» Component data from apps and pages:
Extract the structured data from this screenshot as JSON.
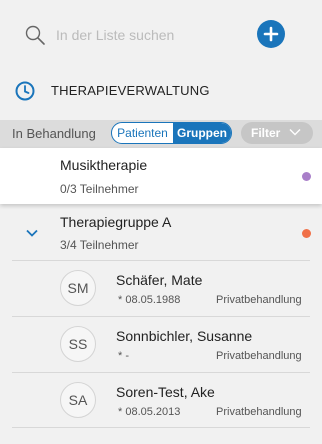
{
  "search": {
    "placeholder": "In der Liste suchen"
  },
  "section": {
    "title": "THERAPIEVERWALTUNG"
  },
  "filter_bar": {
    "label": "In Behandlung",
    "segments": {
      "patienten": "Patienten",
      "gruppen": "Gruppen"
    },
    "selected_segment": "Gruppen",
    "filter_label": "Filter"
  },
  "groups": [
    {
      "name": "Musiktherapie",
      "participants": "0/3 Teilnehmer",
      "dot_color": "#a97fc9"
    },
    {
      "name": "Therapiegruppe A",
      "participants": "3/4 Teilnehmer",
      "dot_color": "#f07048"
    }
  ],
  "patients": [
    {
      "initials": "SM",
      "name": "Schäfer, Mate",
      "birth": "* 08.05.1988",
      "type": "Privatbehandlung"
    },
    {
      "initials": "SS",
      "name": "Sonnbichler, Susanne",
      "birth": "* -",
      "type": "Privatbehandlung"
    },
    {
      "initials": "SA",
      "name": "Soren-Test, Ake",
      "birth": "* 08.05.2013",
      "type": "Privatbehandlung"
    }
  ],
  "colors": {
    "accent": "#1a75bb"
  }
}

» Work order: Collect every line with the string "birth" from the records, and copy each.

» Task response:
      "birth": "* 08.05.1988",
      "birth": "* -",
      "birth": "* 08.05.2013",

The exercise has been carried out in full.